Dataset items

*** Block opens ***

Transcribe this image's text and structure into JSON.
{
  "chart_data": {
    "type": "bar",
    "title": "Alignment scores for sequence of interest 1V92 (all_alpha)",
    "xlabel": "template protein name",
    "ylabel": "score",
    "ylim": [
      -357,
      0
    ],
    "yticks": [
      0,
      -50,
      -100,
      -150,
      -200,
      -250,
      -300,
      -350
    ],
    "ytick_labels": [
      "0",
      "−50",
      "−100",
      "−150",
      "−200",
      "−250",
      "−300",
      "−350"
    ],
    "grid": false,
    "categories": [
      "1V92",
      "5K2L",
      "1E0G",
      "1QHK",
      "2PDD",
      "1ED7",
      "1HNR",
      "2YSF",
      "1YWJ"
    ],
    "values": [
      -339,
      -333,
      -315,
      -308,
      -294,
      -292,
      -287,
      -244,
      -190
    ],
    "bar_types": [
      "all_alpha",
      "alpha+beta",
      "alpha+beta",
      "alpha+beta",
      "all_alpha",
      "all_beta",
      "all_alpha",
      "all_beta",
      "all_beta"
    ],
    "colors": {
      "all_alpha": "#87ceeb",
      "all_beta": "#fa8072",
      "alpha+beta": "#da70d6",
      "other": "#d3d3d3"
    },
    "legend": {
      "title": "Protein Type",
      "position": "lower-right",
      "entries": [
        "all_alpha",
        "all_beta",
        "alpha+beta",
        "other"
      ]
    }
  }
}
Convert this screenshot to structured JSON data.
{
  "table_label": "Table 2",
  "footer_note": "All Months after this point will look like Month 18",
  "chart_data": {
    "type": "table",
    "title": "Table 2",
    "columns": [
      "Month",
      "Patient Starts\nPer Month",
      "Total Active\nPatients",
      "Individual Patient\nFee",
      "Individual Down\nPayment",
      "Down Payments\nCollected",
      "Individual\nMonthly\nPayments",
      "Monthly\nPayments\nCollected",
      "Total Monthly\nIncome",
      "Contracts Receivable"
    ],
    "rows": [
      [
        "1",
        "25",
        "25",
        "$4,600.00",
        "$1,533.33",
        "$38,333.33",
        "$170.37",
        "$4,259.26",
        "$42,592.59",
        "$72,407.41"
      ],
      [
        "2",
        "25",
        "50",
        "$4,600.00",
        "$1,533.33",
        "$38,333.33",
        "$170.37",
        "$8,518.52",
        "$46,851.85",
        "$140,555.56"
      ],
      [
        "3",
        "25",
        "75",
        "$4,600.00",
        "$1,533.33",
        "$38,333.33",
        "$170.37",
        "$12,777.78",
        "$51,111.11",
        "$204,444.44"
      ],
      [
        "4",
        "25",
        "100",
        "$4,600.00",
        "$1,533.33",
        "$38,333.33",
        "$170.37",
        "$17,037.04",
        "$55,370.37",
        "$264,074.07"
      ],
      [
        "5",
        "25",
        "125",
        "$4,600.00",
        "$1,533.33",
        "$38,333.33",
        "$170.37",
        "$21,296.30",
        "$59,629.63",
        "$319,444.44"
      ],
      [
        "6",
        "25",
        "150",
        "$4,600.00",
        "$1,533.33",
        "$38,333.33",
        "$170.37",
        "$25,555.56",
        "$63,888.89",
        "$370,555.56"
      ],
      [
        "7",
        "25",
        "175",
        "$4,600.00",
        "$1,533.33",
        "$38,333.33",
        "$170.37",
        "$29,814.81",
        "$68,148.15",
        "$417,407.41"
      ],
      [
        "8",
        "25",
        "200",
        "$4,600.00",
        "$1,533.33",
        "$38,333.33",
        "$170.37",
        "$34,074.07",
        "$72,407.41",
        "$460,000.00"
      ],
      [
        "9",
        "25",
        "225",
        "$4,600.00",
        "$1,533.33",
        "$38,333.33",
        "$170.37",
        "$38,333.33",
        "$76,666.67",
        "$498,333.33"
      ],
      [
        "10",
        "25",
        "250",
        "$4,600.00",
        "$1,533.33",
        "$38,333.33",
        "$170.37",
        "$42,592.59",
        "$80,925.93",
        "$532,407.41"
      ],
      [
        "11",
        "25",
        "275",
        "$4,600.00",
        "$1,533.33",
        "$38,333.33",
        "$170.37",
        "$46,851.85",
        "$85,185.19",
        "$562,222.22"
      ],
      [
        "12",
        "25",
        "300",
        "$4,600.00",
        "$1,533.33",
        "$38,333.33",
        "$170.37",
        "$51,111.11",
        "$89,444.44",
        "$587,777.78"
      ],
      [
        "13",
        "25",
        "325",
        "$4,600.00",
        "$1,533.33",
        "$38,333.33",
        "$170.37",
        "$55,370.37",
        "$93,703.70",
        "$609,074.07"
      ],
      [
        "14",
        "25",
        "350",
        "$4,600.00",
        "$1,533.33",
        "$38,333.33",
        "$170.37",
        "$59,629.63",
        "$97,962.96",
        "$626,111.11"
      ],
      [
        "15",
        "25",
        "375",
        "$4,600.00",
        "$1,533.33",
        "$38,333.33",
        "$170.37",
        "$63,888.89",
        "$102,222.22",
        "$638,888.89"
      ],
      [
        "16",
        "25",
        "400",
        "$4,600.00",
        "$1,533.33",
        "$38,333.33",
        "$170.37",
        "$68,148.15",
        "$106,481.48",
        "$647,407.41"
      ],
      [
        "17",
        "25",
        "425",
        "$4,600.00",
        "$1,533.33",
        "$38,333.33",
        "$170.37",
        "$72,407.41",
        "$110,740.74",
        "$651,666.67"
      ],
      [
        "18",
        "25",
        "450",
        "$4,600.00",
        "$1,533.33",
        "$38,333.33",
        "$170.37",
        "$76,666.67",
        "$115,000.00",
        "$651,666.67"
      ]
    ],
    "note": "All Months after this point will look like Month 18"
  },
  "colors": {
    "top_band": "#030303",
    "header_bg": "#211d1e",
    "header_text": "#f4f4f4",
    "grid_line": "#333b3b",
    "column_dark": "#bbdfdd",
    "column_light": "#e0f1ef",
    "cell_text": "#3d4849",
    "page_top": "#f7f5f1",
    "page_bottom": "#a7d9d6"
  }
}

*** Block closes ***

Problem to work on
When the entries above show the word "nCollected" in a line, copy that line out.

Answer area
      "Down Payments\nCollected",
      "Monthly\nPayments\nCollected",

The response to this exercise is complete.